→ **TASK TO CARRY OUT**
Write the data out again exactly, dropping any images it holds.

→ **EXTRACTED ENTRIES**
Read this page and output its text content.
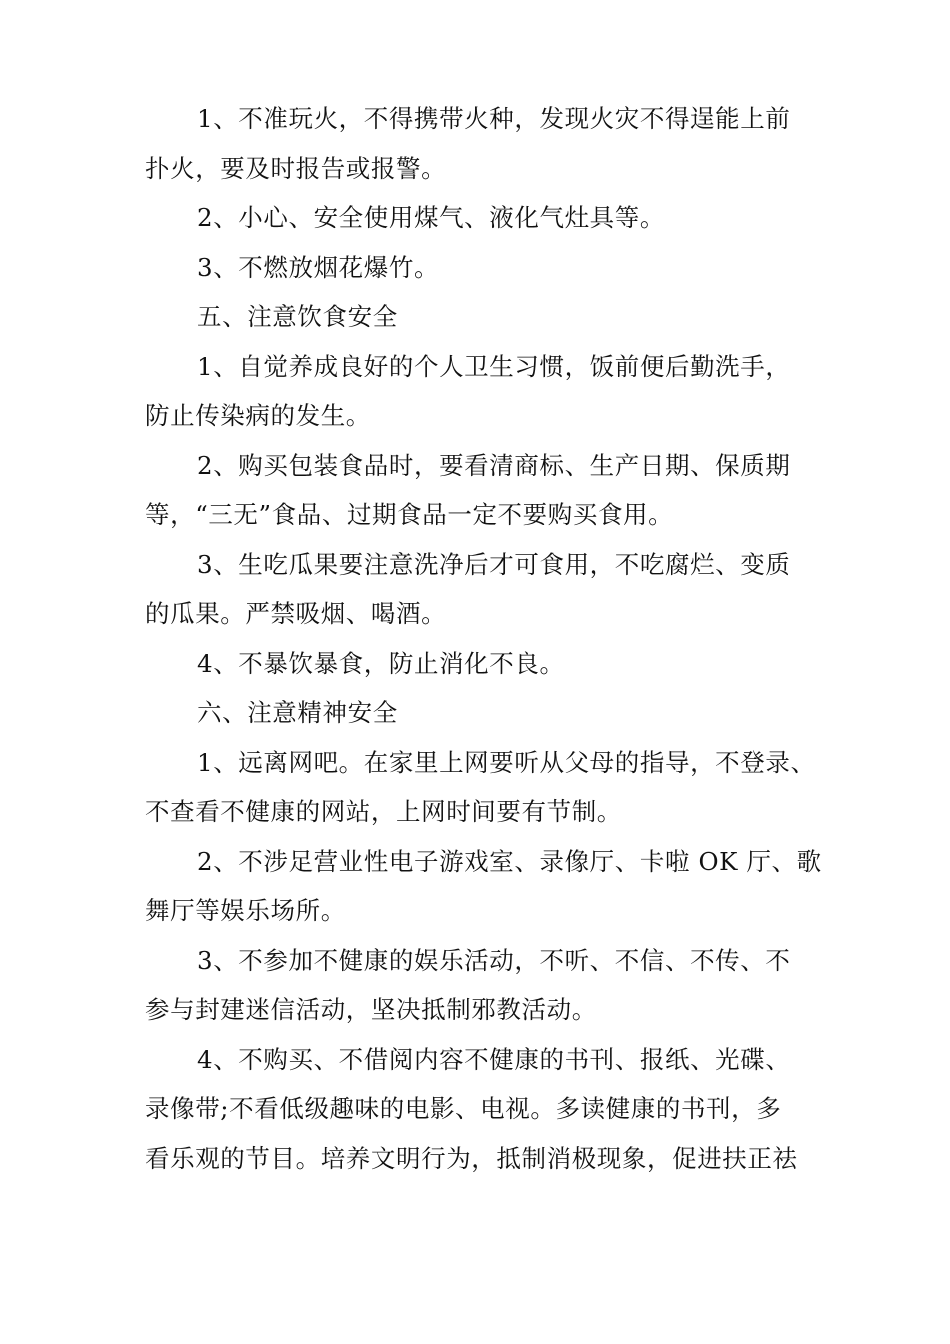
1、不准玩火，不得携带火种，发现火灾不得逞能上前
扑火，要及时报告或报警。

2、小心、安全使用煤气、液化气灶具等。

3、不燃放烟花爆竹。

五、注意饮食安全

1、自觉养成良好的个人卫生习惯，饭前便后勤洗手，
防止传染病的发生。

2、购买包装食品时，要看清商标、生产日期、保质期
等，“三无”食品、过期食品一定不要购买食用。

3、生吃瓜果要注意洗净后才可食用，不吃腐烂、变质
的瓜果。严禁吸烟、喝酒。

4、不暴饮暴食，防止消化不良。

六、注意精神安全

1、远离网吧。在家里上网要听从父母的指导，不登录、
不查看不健康的网站，上网时间要有节制。

2、不涉足营业性电子游戏室、录像厅、卡啦 OK 厅、歌
舞厅等娱乐场所。

3、不参加不健康的娱乐活动，不听、不信、不传、不
参与封建迷信活动，坚决抵制邪教活动。

4、不购买、不借阅内容不健康的书刊、报纸、光碟、
录像带;不看低级趣味的电影、电视。多读健康的书刊，多
看乐观的节目。培养文明行为，抵制消极现象，促进扶正祛
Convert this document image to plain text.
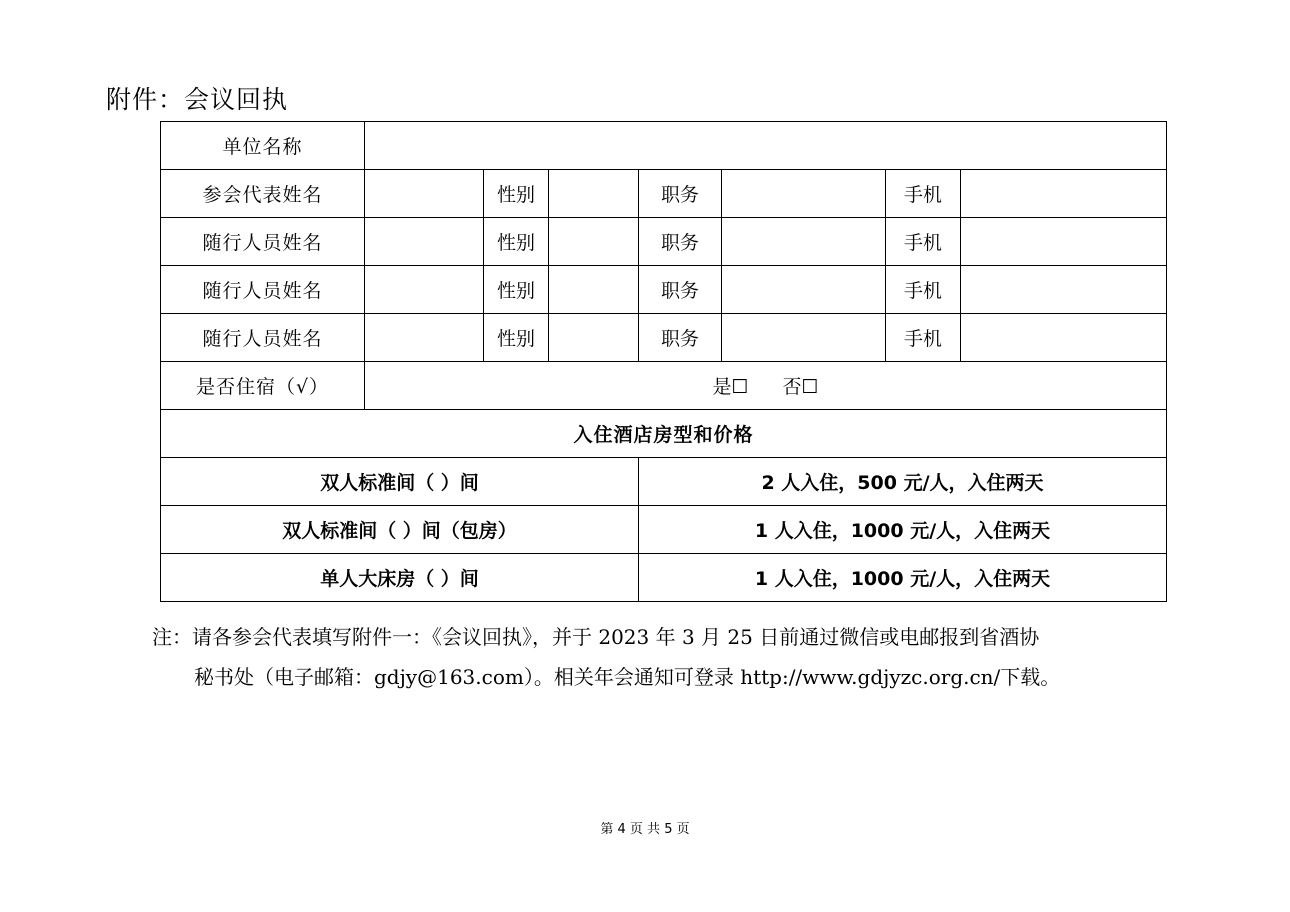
附件：会议回执
单位名称							
参会代表姓名		性别		职务		手机	
随行人员姓名		性别		职务		手机	
随行人员姓名		性别		职务		手机	
随行人员姓名		性别		职务		手机	
是否住宿（√）	是☐ 否☐						
入住酒店房型和价格							
双人标准间（ ）间				2 人入住，500 元/人，入住两天			
双人标准间（ ）间（包房）				1 人入住，1000 元/人，入住两天			
单人大床房（ ）间				1 人入住，1000 元/人，入住两天			
注：请各参会代表填写附件一：《会议回执》，并于 2023 年 3 月 25 日前通过微信或电邮报到省酒协
秘书处（电子邮箱：gdjy@163.com）。相关年会通知可登录 http://www.gdjyzc.org.cn/下载。
第 4 页 共 5 页
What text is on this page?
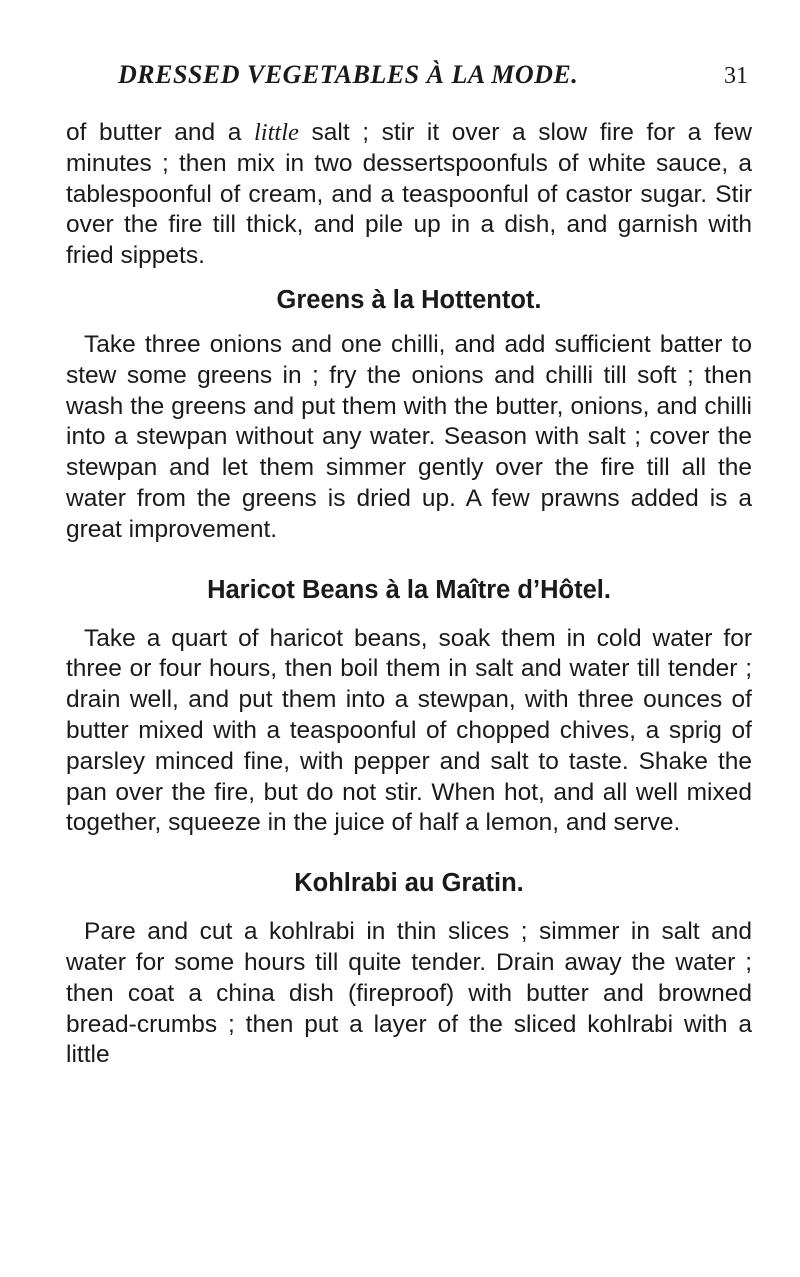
DRESSED VEGETABLES À LA MODE.	31

of butter and a little salt ; stir it over a slow fire for a few minutes ; then mix in two dessertspoonfuls of white sauce, a tablespoonful of cream, and a teaspoonful of castor sugar. Stir over the fire till thick, and pile up in a dish, and garnish with fried sippets.

Greens à la Hottentot.

Take three onions and one chilli, and add sufficient batter to stew some greens in ; fry the onions and chilli till soft ; then wash the greens and put them with the butter, onions, and chilli into a stewpan without any water. Season with salt ; cover the stewpan and let them simmer gently over the fire till all the water from the greens is dried up. A few prawns added is a great improvement.

Haricot Beans à la Maître d’Hôtel.

Take a quart of haricot beans, soak them in cold water for three or four hours, then boil them in salt and water till tender ; drain well, and put them into a stewpan, with three ounces of butter mixed with a teaspoonful of chopped chives, a sprig of parsley minced fine, with pepper and salt to taste. Shake the pan over the fire, but do not stir. When hot, and all well mixed together, squeeze in the juice of half a lemon, and serve.

Kohlrabi au Gratin.

Pare and cut a kohlrabi in thin slices ; simmer in salt and water for some hours till quite tender. Drain away the water ; then coat a china dish (fireproof) with butter and browned bread-crumbs ; then put a layer of the sliced kohlrabi with a little
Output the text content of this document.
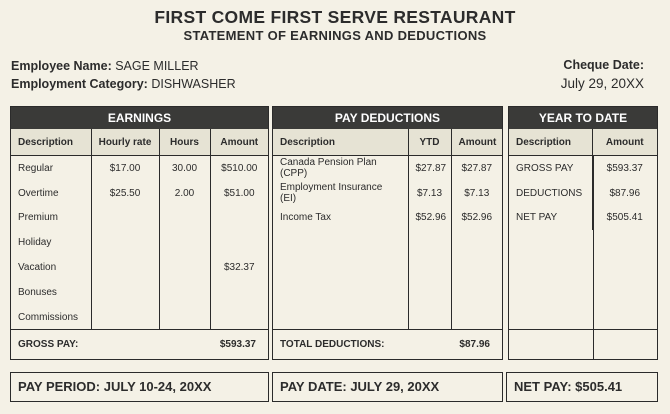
FIRST COME FIRST SERVE RESTAURANT
STATEMENT OF EARNINGS AND DEDUCTIONS
Employee Name: SAGE MILLER
Employment Category: DISHWASHER
Cheque Date:
July 29, 20XX
EARNINGS
Description	Hourly rate	Hours	Amount
Regular	$17.00	30.00	$510.00
Overtime	$25.50	2.00	$51.00
Premium			
Holiday			
Vacation			$32.37
Bonuses			
Commissions			
GROSS PAY:	$593.37
PAY DEDUCTIONS
Description	YTD	Amount
Canada Pension Plan (CPP)	$27.87	$27.87
Employment Insurance (EI)	$7.13	$7.13
Income Tax	$52.96	$52.96

TOTAL DEDUCTIONS:	$87.96
YEAR TO DATE
Description	Amount
GROSS PAY	$593.37
DEDUCTIONS	$87.96
NET PAY	$505.41
PAY PERIOD: JULY 10-24, 20XX	PAY DATE: JULY 29, 20XX	NET PAY: $505.41
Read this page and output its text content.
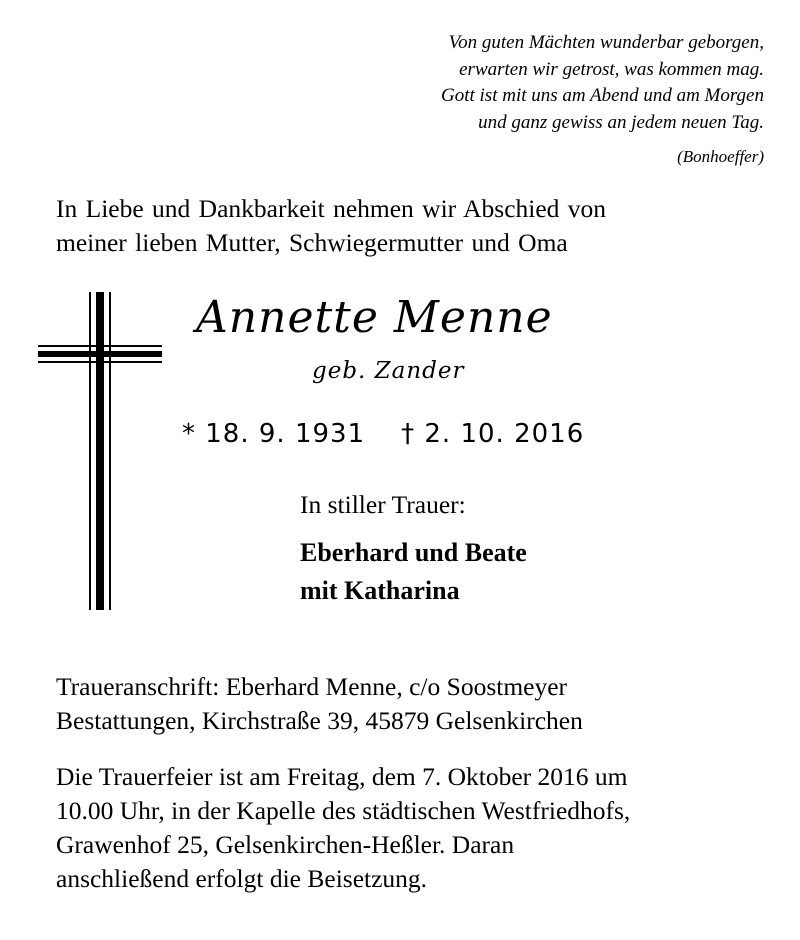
Von guten Mächten wunderbar geborgen,
erwarten wir getrost, was kommen mag.
Gott ist mit uns am Abend und am Morgen
und ganz gewiss an jedem neuen Tag.
(Bonhoeffer)
In Liebe und Dankbarkeit nehmen wir Abschied von
meiner lieben Mutter, Schwiegermutter und Oma
Annette Menne
geb. Zander
* 18. 9. 1931 † 2. 10. 2016
In stiller Trauer:
Eberhard und Beate
mit Katharina
Traueranschrift: Eberhard Menne, c/o Soostmeyer
Bestattungen, Kirchstraße 39, 45879 Gelsenkirchen
Die Trauerfeier ist am Freitag, dem 7. Oktober 2016 um
10.00 Uhr, in der Kapelle des städtischen Westfriedhofs,
Grawenhof 25, Gelsenkirchen-Heßler. Daran
anschließend erfolgt die Beisetzung.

→ **ANSWER TO THE TASK**
Read this page and output its text content.
1、不准玩火，不得携带火种，发现火灾不得逞能上前
扑火，要及时报告或报警。

2、小心、安全使用煤气、液化气灶具等。

3、不燃放烟花爆竹。

五、注意饮食安全

1、自觉养成良好的个人卫生习惯，饭前便后勤洗手，
防止传染病的发生。

2、购买包装食品时，要看清商标、生产日期、保质期
等，“三无”食品、过期食品一定不要购买食用。

3、生吃瓜果要注意洗净后才可食用，不吃腐烂、变质
的瓜果。严禁吸烟、喝酒。

4、不暴饮暴食，防止消化不良。

六、注意精神安全

1、远离网吧。在家里上网要听从父母的指导，不登录、
不查看不健康的网站，上网时间要有节制。

2、不涉足营业性电子游戏室、录像厅、卡啦 OK 厅、歌
舞厅等娱乐场所。

3、不参加不健康的娱乐活动，不听、不信、不传、不
参与封建迷信活动，坚决抵制邪教活动。

4、不购买、不借阅内容不健康的书刊、报纸、光碟、
录像带;不看低级趣味的电影、电视。多读健康的书刊，多
看乐观的节目。培养文明行为，抵制消极现象，促进扶正祛
Convert this document image to plain text.
附件：会议回执
单位名称							
参会代表姓名		性别		职务		手机	
随行人员姓名		性别		职务		手机	
随行人员姓名		性别		职务		手机	
随行人员姓名		性别		职务		手机	
是否住宿（√）	是☐ 否☐						
入住酒店房型和价格							
双人标准间（ ）间				2 人入住，500 元/人，入住两天			
双人标准间（ ）间（包房）				1 人入住，1000 元/人，入住两天			
单人大床房（ ）间				1 人入住，1000 元/人，入住两天			
注：请各参会代表填写附件一：《会议回执》，并于 2023 年 3 月 25 日前通过微信或电邮报到省酒协
秘书处（电子邮箱：gdjy@163.com）。相关年会通知可登录 http://www.gdjyzc.org.cn/下载。
第 4 页 共 5 页
What text is on this page?
DRESSED VEGETABLES À LA MODE.	31

of butter and a little salt ; stir it over a slow fire for a few minutes ; then mix in two dessertspoonfuls of white sauce, a tablespoonful of cream, and a teaspoonful of castor sugar. Stir over the fire till thick, and pile up in a dish, and garnish with fried sippets.

Greens à la Hottentot.

Take three onions and one chilli, and add sufficient batter to stew some greens in ; fry the onions and chilli till soft ; then wash the greens and put them with the butter, onions, and chilli into a stewpan without any water. Season with salt ; cover the stewpan and let them simmer gently over the fire till all the water from the greens is dried up. A few prawns added is a great improvement.

Haricot Beans à la Maître d’Hôtel.

Take a quart of haricot beans, soak them in cold water for three or four hours, then boil them in salt and water till tender ; drain well, and put them into a stewpan, with three ounces of butter mixed with a teaspoonful of chopped chives, a sprig of parsley minced fine, with pepper and salt to taste. Shake the pan over the fire, but do not stir. When hot, and all well mixed together, squeeze in the juice of half a lemon, and serve.

Kohlrabi au Gratin.

Pare and cut a kohlrabi in thin slices ; simmer in salt and water for some hours till quite tender. Drain away the water ; then coat a china dish (fireproof) with butter and browned bread-crumbs ; then put a layer of the sliced kohlrabi with a little
Output the text content of this document.
FIRST COME FIRST SERVE RESTAURANT
STATEMENT OF EARNINGS AND DEDUCTIONS
Employee Name: SAGE MILLER
Employment Category: DISHWASHER
Cheque Date:
July 29, 20XX
EARNINGS
Description	Hourly rate	Hours	Amount
Regular	$17.00	30.00	$510.00
Overtime	$25.50	2.00	$51.00
Premium			
Holiday			
Vacation			$32.37
Bonuses			
Commissions			
GROSS PAY:	$593.37
PAY DEDUCTIONS
Description	YTD	Amount
Canada Pension Plan (CPP)	$27.87	$27.87
Employment Insurance (EI)	$7.13	$7.13
Income Tax	$52.96	$52.96

TOTAL DEDUCTIONS:	$87.96
YEAR TO DATE
Description	Amount
GROSS PAY	$593.37
DEDUCTIONS	$87.96
NET PAY	$505.41
PAY PERIOD: JULY 10-24, 20XX	PAY DATE: JULY 29, 20XX	NET PAY: $505.41
Read this page and output its text content.
Von guten Mächten wunderbar geborgen,
erwarten wir getrost, was kommen mag.
Gott ist mit uns am Abend und am Morgen
und ganz gewiss an jedem neuen Tag.
(Bonhoeffer)
In Liebe und Dankbarkeit nehmen wir Abschied von
meiner lieben Mutter, Schwiegermutter und Oma
Annette Menne
geb. Zander
* 18. 9. 1931 † 2. 10. 2016
In stiller Trauer:
Eberhard und Beate
mit Katharina
Traueranschrift: Eberhard Menne, c/o Soostmeyer
Bestattungen, Kirchstraße 39, 45879 Gelsenkirchen
Die Trauerfeier ist am Freitag, dem 7. Oktober 2016 um
10.00 Uhr, in der Kapelle des städtischen Westfriedhofs,
Grawenhof 25, Gelsenkirchen-Heßler. Daran
anschließend erfolgt die Beisetzung.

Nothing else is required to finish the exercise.